GIVEN EXERCISE: Report how many lines contain the word "Commission"; answer with the number only.

STORED DATA:
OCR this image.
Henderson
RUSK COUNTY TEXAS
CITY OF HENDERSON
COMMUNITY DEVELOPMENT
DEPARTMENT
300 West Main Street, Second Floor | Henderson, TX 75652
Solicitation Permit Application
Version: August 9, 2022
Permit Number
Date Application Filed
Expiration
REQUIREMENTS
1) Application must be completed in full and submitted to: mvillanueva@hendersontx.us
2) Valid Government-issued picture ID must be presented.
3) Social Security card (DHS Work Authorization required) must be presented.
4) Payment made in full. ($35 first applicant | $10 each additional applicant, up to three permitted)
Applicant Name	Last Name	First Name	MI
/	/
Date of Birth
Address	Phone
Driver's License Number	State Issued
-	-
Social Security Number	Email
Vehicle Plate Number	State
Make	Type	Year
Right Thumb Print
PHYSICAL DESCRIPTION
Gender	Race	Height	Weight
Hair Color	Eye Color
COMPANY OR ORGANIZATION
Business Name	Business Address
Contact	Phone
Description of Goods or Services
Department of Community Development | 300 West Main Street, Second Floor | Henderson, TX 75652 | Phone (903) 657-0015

...

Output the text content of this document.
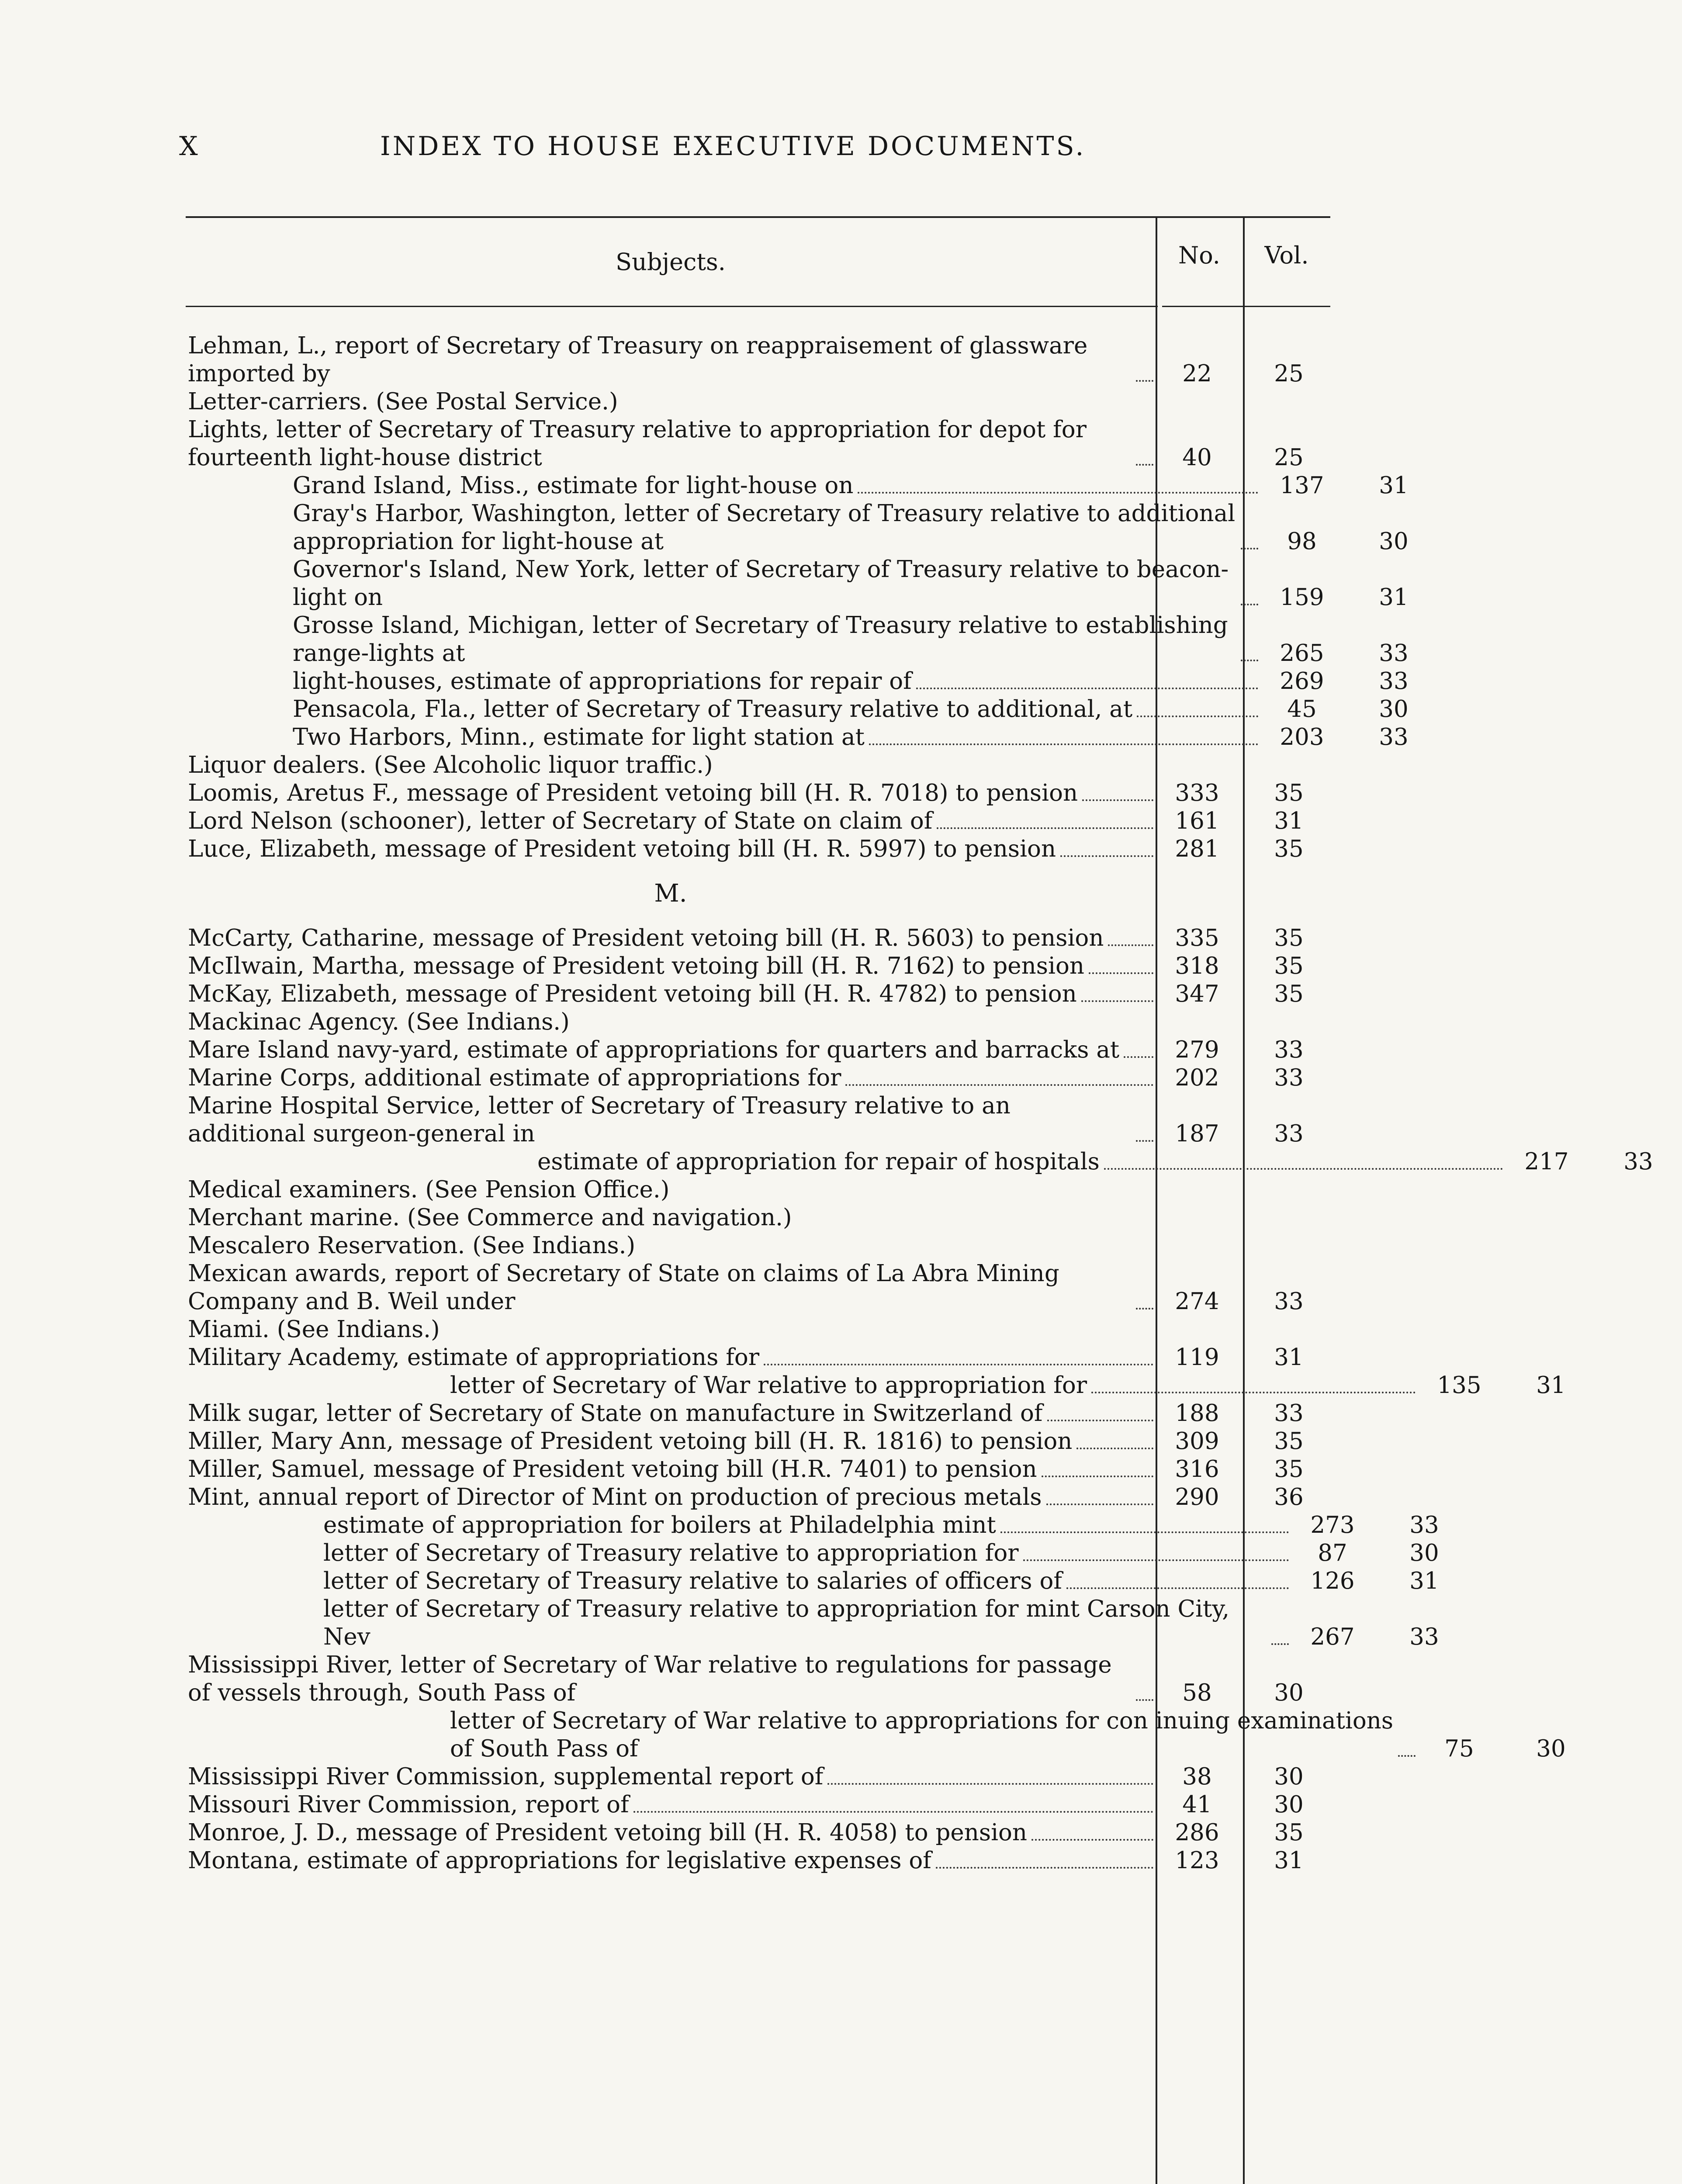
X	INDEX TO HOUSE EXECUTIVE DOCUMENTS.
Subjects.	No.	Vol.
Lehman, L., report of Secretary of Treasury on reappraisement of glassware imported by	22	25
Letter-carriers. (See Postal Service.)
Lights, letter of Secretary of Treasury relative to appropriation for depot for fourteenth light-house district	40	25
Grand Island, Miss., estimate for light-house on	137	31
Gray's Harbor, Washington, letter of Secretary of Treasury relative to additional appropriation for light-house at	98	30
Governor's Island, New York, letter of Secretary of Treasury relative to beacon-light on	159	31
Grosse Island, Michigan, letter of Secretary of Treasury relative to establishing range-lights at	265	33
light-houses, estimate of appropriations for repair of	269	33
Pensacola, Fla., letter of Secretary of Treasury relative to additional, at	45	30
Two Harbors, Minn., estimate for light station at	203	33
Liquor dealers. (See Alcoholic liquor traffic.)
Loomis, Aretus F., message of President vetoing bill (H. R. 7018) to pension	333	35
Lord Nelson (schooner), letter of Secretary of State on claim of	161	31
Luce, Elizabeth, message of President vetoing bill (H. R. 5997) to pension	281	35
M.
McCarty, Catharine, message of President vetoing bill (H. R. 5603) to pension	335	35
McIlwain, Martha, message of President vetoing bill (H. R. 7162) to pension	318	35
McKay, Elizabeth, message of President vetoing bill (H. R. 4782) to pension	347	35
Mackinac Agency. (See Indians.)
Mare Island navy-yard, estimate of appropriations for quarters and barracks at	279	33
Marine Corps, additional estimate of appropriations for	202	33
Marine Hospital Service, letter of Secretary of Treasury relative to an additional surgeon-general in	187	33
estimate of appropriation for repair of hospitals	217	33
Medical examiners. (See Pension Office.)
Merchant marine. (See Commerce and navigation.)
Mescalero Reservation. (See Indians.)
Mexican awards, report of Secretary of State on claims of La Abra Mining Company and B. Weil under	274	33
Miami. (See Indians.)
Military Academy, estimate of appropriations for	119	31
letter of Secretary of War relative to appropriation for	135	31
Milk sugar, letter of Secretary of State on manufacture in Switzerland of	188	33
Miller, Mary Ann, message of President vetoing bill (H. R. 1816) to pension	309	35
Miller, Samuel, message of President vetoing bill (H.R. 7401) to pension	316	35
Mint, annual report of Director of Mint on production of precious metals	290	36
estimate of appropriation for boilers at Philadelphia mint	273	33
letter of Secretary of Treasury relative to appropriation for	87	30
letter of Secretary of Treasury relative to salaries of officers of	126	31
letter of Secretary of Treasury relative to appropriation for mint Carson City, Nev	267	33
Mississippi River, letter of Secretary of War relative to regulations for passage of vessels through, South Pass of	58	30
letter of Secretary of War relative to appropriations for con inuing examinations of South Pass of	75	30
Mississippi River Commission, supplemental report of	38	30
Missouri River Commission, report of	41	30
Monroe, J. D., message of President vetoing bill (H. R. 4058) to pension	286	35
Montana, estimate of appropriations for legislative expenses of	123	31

WORKED SOLUTION: 2